═══ INFORMATION PROVIDED ═══
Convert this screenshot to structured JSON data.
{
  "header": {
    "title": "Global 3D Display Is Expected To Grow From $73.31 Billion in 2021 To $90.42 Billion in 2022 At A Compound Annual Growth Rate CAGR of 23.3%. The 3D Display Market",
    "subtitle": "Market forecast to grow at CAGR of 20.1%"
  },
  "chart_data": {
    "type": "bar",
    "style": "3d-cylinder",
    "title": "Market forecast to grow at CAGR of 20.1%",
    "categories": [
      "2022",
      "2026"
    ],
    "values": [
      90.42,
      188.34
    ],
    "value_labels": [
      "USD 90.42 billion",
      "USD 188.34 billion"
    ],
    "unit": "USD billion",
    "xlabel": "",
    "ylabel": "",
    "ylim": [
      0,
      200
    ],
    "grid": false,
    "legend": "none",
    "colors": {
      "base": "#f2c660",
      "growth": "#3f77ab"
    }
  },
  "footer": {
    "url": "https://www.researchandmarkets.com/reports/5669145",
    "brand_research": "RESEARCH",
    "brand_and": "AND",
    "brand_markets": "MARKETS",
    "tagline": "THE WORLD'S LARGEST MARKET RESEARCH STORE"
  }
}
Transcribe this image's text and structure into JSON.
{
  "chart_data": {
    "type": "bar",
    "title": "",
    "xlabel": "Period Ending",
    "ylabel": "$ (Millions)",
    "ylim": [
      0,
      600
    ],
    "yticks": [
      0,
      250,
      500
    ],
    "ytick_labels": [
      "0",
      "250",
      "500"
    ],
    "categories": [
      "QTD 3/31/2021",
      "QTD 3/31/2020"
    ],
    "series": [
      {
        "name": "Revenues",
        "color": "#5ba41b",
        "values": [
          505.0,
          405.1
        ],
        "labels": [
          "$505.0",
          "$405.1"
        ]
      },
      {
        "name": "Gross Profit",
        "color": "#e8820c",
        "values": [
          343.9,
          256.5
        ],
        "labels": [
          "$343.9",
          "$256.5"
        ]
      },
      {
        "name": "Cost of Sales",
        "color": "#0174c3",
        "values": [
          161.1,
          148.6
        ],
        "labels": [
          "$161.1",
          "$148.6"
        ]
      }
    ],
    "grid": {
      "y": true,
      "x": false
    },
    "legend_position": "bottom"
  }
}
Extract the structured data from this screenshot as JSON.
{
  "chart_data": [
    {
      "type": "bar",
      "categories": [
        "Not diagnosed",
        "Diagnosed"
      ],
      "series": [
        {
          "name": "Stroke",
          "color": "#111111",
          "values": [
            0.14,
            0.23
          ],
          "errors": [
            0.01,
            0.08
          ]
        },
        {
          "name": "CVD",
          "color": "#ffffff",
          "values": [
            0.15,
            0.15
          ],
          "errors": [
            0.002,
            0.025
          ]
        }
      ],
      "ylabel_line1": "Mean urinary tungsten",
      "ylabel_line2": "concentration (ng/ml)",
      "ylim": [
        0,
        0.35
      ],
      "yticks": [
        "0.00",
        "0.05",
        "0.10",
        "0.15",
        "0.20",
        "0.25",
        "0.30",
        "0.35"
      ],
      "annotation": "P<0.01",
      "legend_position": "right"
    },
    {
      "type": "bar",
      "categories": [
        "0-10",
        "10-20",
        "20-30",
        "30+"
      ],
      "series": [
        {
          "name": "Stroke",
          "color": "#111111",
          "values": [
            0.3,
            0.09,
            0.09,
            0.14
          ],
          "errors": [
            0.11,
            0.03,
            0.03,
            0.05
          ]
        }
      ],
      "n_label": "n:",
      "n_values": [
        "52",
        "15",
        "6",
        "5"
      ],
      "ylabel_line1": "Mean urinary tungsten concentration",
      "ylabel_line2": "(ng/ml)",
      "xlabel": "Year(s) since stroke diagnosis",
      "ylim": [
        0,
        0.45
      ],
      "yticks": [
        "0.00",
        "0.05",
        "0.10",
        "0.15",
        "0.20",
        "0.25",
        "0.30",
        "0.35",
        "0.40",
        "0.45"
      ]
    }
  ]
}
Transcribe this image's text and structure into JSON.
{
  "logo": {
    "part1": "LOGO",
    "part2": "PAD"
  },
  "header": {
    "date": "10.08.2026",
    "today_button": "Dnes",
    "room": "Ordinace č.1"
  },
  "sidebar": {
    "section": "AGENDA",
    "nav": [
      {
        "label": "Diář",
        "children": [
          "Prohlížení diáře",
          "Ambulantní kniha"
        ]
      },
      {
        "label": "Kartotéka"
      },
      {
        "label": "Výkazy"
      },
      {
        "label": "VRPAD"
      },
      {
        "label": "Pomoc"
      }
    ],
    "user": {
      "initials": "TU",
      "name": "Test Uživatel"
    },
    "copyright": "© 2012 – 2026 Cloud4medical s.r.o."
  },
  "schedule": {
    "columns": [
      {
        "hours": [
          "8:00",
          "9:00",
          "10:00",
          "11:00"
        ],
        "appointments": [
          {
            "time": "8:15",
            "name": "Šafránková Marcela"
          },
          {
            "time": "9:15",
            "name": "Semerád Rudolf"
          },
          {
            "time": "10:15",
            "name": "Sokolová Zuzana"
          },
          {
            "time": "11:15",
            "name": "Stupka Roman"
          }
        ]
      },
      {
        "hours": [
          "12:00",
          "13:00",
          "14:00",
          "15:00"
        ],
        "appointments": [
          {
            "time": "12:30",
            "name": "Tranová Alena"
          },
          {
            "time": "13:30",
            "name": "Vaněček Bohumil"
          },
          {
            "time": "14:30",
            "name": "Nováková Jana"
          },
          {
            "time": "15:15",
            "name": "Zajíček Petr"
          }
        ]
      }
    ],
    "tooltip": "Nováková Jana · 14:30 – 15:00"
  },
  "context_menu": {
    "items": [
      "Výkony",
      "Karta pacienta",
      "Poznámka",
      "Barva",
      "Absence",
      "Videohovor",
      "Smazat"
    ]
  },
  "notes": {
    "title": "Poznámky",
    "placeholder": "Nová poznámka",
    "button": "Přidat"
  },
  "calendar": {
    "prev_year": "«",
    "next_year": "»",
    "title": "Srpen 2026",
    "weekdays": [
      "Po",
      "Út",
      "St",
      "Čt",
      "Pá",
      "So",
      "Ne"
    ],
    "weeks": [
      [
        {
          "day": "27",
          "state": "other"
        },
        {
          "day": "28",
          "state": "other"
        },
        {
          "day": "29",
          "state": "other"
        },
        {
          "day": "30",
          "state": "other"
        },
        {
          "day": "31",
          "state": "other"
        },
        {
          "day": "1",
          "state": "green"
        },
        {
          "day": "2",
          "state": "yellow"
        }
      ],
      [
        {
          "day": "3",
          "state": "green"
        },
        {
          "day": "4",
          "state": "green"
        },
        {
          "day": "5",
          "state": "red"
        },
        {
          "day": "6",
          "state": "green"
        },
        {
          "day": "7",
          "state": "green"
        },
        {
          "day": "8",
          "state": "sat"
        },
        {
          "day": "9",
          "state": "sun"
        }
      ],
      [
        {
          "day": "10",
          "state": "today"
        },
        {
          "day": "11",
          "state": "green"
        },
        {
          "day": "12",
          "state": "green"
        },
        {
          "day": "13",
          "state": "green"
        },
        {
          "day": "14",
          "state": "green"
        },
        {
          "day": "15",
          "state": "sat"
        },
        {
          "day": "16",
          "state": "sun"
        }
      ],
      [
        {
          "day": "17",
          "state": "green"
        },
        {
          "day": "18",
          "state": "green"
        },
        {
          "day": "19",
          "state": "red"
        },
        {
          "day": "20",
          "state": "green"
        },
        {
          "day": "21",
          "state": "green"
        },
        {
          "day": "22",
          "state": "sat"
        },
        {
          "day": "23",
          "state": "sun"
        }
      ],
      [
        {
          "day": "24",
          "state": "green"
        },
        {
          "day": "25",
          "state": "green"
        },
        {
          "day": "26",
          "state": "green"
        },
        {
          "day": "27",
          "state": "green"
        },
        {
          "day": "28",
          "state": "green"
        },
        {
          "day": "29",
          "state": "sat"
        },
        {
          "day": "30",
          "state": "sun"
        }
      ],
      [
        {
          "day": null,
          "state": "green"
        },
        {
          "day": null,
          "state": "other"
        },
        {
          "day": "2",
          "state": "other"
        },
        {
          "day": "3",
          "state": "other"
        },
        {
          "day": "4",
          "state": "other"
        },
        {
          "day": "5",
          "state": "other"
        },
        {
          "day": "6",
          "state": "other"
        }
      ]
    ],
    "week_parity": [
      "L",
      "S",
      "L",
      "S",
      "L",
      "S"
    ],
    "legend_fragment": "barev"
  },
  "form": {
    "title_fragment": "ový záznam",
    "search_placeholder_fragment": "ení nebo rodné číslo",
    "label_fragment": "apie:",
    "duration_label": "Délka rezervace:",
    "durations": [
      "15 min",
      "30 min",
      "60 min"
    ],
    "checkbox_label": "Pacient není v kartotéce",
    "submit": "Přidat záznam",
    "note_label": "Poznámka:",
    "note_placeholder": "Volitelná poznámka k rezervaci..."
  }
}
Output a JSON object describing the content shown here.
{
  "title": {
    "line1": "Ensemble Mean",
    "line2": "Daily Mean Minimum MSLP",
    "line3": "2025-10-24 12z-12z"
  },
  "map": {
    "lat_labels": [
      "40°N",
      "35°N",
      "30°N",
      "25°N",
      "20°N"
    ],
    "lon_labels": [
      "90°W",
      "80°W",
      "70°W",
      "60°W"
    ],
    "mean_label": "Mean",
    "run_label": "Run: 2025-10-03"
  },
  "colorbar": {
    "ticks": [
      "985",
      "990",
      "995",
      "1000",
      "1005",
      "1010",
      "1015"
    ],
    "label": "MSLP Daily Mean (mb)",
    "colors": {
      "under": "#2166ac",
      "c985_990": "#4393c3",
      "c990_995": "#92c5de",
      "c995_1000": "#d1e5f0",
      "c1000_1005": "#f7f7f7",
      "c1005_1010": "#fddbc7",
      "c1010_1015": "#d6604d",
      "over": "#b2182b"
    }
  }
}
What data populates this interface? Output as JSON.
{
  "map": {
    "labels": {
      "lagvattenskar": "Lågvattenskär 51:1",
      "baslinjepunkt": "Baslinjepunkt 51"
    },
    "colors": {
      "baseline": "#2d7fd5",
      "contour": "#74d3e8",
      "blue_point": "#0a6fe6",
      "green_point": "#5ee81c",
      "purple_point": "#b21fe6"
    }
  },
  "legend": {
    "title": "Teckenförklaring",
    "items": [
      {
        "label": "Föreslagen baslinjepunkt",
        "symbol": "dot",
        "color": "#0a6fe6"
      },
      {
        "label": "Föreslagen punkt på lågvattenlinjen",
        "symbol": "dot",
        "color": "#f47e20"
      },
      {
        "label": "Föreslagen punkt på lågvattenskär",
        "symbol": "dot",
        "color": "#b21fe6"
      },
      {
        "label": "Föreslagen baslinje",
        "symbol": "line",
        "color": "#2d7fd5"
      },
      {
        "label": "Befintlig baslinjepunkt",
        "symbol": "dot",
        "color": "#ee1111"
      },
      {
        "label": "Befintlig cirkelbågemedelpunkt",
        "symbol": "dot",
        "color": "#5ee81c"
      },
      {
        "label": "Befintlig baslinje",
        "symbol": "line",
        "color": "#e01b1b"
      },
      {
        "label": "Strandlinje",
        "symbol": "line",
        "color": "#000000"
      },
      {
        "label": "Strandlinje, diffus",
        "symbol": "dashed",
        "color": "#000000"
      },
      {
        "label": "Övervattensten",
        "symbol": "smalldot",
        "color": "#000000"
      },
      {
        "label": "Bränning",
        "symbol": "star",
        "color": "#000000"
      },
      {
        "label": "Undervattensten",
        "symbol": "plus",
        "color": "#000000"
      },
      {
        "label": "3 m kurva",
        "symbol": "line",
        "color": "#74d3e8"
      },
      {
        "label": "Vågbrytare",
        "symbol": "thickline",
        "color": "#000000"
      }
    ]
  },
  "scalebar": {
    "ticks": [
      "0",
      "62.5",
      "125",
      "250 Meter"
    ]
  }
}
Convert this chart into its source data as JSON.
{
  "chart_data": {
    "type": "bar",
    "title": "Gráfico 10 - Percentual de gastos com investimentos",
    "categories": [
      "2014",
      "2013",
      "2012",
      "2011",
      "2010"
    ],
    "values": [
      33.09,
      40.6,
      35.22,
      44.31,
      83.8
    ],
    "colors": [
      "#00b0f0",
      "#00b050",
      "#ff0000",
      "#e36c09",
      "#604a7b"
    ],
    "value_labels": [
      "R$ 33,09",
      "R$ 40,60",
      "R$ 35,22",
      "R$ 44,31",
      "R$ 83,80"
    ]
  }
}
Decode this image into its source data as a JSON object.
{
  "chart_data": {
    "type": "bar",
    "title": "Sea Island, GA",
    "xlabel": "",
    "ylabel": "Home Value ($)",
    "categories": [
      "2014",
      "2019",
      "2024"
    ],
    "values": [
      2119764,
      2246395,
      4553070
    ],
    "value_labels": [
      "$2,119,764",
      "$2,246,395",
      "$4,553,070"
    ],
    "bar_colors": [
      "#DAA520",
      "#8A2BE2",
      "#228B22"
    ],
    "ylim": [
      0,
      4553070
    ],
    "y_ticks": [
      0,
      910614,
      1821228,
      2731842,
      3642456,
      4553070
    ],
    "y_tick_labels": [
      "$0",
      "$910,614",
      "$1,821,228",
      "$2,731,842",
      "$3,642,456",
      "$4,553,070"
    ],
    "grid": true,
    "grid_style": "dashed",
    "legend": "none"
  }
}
═══
→ **TASK TO CARRY OUT**
Lines of the listing that contain the word "concentration" are to be counted; report only their number.

→ **FINISHED TASK**
2